EXCERPTED TEXT:

Further good news is that our bid for a 40% capital grant to enable us to replace our now ancient sheep handling system has been authorised.
Martin, who first got involved on the site installing the new sewage system has almost become a fixture. It is he with his space age machines, who has done the bulk of the work around the barn area – levelling, ditching, concreting – you name it and one way or another he has played a part. His time is not cheap, but he has years of experience, pride in his work and enormous willingness, and has made a great contribution to the farm, business Park and Ulula.
Last week we had a rush of requests from undergraduates at ISARA Lyon to carry out their internship here. Making decisions was becoming very complicated until a ruling came that interns could not come from the same group if they were in their second year, a clear change of policy. So, the position now is that one of the three who were to come this year but could not, will join us next June, possibly with two younger students. At this stage we remain closed to woofers, and for the moment that decision has to hold.
I have recently written about the new Agricultural Act which is designed to turn back the clock as far as the environment is concerned. After bumps, most environmentalist and farmer groups are supportive. However, there is now a rather large cloud hanging over this good news following the Chancellors recent statement.
It is apparently the case the money scheduled to go to Wales for agriculture is to be sharply cut. So far alarm bells have not rung in England, but given the economic state of the country, which will be worsened by whatever form Brexit takes, a new uncertainty rears its head.
Jane Goodall’s argument at the weekend that climate problems were the result of overpopulation is seductive but probably false, but it did remind me of my irritation that historians so often neglect climate as a factor in explaining events. It suits our psychological needs to assume constants wherever possible even when at other levels we know they are false.
Climate, whether in the context of long or short term has never been a constant. A wide range of forces have always meant change. There can be little doubt that perhaps since the 18th century, change caused by human activity has increased, but to believe climate variation is a new phenomenon is belied by hard evidence. In our own country think of the effect in east Anglia of peat extraction and drainage.
But that was not by colonists but the existing society. The problem for newcomers to a country is both their lack of long-term climate knowledge, and their casual exploitation of the landscape. There are plentiful examples of this. Recently studies of why wildfires have become so devastating in California was found to be a consequence of the fact that when the area was settled by Europeans following the 1850’s gold rush, the area was in an unusual wet period. Which lasted for the best part of a hundred years. The vegetation native to the area was appropriate to a semi-arid world and, thus able to cope with drought and wildfires. The newcomers, not knowing of that, or unwilling to learn from the original population, planted vegetation suited to the climate then existing. So, when semi-arid conditions returned in recent decades the imported vegetation could not cope and natural wildfires easily take hold.
Another example from Canada, though at a different date is that when colonists first settled in Saskatchewan the weather conditions were relatively benign as they had been for over 100 years. Instead of wondering why wild life and the existing population moved south as winter approached, the newcomers attempted a style of life and farming that the bad winter of 1906-7 made impossible: cattle literately froze to death standing the fields (something we have recently been reminded was last seen in France in 1709). Without domestic heating this area and many others in North America would be uninhabitable.

WRITTEN PROBLEM 1:
According to the excerpted text, why have wildfires in California become so devastating? Answer in one to three sentences.

Records contained in a dataset:

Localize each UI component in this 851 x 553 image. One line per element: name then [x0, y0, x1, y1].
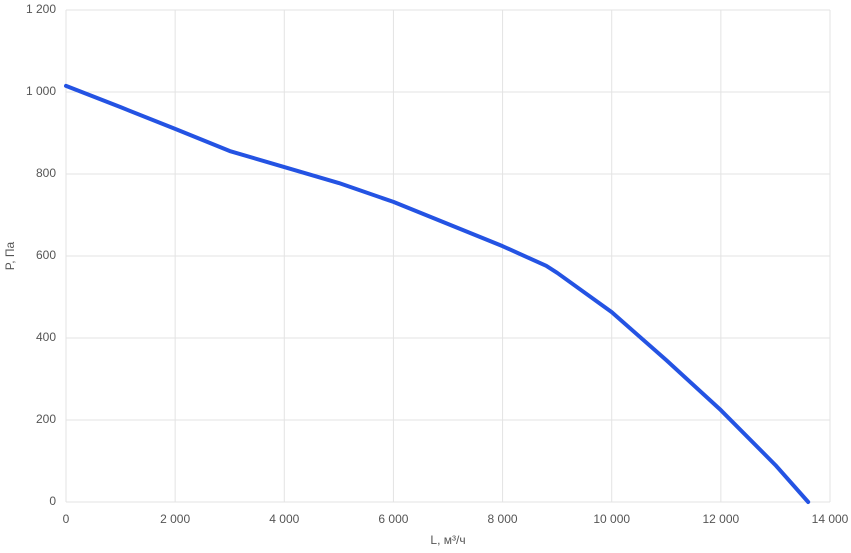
x-tick-label: 12 000 [703, 512, 740, 526]
y-tick-label: 600 [36, 248, 56, 262]
x-tick-label: 0 [63, 512, 70, 526]
x-tick-label: 4 000 [269, 512, 299, 526]
y-axis-label: P, Па [3, 241, 17, 270]
x-tick-label: 6 000 [378, 512, 408, 526]
y-tick-label: 0 [49, 494, 56, 508]
x-tick-label: 14 000 [812, 512, 849, 526]
x-tick-label: 8 000 [488, 512, 518, 526]
x-tick-label: 2 000 [160, 512, 190, 526]
y-tick-label: 200 [36, 412, 56, 426]
line [64, 83, 811, 504]
y-tick-label: 800 [36, 166, 56, 180]
x-tick-label: 10 000 [593, 512, 630, 526]
y-tick-label: 1 200 [26, 2, 56, 16]
x-axis-label: L, м³/ч [430, 533, 465, 547]
y-tick-label: 1 000 [26, 84, 56, 98]
y-tick-label: 400 [36, 330, 56, 344]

WRITTEN PROBLEM 2:
Transcribe the records above line for line, leaving the picture out.

EXPECTED ANSWER 1:
Europeans settled the area after the 1850s gold rush, during an unusual wet period that lasted nearly a hundred years. They planted vegetation suited to that climate instead of the native plants adapted to a semi-arid world. When semi-arid conditions returned in recent decades, the imported vegetation could not cope, so natural wildfires take hold easily.

EXPECTED ANSWER 2:
Localize each UI component in this 851 x 553 image. One line per element: name then [x0, y0, x1, y1].
x-tick-label: 12 000 [703, 512, 740, 526]
y-tick-label: 600 [36, 248, 56, 262]
x-tick-label: 0 [63, 512, 70, 526]
x-tick-label: 4 000 [269, 512, 299, 526]
y-axis-label: P, Па [3, 241, 17, 270]
x-tick-label: 6 000 [378, 512, 408, 526]
y-tick-label: 0 [49, 494, 56, 508]
x-tick-label: 14 000 [812, 512, 849, 526]
x-tick-label: 8 000 [488, 512, 518, 526]
x-tick-label: 2 000 [160, 512, 190, 526]
y-tick-label: 200 [36, 412, 56, 426]
line [64, 83, 811, 504]
y-tick-label: 800 [36, 166, 56, 180]
x-tick-label: 10 000 [593, 512, 630, 526]
y-tick-label: 1 200 [26, 2, 56, 16]
x-axis-label: L, м³/ч [430, 533, 465, 547]
y-tick-label: 1 000 [26, 84, 56, 98]
y-tick-label: 400 [36, 330, 56, 344]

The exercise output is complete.